====== SUPPLIED MATERIAL ======

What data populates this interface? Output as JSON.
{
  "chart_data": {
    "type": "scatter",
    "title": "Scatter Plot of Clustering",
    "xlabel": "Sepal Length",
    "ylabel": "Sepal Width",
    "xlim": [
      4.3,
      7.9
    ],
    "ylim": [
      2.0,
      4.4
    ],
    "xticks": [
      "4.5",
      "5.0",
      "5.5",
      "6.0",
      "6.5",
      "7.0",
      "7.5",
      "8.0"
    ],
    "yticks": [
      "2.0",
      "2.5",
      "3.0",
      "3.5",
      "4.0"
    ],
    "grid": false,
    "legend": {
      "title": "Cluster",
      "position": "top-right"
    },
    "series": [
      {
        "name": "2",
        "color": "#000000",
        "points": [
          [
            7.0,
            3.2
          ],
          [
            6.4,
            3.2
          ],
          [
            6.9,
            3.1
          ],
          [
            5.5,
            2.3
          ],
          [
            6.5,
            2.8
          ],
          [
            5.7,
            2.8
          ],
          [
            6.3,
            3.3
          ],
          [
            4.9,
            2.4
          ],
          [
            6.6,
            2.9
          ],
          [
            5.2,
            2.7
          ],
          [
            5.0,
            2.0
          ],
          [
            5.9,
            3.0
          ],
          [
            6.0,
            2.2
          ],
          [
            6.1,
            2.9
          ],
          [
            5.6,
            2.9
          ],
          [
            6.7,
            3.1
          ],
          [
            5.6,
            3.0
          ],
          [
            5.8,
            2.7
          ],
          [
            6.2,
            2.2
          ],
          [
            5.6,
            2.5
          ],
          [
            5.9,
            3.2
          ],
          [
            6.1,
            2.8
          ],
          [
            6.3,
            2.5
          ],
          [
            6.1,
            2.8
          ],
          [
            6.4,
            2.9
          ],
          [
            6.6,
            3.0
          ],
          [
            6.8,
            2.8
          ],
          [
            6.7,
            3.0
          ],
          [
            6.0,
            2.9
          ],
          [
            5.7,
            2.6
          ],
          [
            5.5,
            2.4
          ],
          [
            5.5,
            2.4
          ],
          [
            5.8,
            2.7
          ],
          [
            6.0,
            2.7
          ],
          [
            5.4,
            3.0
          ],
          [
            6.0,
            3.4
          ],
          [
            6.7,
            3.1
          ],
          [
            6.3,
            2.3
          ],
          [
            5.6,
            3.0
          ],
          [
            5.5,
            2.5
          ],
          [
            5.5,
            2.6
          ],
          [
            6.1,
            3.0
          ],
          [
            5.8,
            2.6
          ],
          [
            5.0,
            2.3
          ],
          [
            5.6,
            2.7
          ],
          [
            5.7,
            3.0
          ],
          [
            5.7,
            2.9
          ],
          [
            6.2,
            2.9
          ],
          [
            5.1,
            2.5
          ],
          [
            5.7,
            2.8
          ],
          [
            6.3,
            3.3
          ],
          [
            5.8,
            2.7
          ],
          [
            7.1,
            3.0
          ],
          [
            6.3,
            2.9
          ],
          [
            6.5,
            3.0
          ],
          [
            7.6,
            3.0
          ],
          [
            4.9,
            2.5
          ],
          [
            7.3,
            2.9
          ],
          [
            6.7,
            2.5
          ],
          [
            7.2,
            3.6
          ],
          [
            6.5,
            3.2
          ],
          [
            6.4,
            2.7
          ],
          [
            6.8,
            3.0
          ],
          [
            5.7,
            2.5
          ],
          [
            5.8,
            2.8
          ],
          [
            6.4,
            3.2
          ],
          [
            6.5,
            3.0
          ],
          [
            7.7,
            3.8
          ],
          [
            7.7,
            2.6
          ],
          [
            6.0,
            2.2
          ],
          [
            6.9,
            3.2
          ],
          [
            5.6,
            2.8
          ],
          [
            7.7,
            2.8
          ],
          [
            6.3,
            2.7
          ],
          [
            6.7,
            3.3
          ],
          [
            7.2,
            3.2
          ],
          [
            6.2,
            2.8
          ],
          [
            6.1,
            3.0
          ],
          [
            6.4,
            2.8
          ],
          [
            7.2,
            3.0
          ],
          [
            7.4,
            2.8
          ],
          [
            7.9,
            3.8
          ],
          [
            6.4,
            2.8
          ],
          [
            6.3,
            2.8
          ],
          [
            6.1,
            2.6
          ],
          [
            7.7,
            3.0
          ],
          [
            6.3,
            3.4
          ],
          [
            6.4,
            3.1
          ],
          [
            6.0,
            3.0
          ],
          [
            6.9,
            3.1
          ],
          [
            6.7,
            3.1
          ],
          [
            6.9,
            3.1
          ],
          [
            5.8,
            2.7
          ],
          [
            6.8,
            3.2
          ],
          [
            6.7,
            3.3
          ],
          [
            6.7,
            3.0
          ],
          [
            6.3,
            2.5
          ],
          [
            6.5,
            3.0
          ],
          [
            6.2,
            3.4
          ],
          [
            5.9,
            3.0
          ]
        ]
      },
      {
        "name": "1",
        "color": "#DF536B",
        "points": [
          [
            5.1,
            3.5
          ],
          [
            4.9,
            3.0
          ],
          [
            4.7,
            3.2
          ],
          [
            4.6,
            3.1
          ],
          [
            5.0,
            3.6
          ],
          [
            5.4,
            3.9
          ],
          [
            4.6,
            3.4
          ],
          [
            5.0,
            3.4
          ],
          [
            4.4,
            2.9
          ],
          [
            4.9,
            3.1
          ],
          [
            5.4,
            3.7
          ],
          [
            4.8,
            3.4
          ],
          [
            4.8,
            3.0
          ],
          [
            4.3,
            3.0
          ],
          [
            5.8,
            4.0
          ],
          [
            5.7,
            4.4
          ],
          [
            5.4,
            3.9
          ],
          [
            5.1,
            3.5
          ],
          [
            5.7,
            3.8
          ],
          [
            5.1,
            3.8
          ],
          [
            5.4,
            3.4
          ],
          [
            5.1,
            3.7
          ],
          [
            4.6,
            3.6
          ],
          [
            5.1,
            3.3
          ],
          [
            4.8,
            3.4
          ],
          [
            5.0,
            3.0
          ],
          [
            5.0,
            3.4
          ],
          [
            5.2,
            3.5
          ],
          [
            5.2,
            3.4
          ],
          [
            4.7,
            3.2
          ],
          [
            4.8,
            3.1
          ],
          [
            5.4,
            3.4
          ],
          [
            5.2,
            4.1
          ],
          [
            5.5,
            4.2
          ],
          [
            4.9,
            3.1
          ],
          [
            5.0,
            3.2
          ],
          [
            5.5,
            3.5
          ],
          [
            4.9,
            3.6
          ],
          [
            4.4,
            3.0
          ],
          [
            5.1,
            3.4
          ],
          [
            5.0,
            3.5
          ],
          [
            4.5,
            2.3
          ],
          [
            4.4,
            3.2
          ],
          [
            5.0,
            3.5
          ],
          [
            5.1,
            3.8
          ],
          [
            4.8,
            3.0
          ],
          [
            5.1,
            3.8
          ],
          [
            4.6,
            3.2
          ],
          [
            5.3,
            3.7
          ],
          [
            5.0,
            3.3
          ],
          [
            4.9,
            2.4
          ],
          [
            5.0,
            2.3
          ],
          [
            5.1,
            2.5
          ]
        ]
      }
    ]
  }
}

======

INSTRUCTIONS FOR THE TASK:
Within the entries above, work out how many lines contain the word "title". The number alone is the answer.

CORRECT RESULT:
2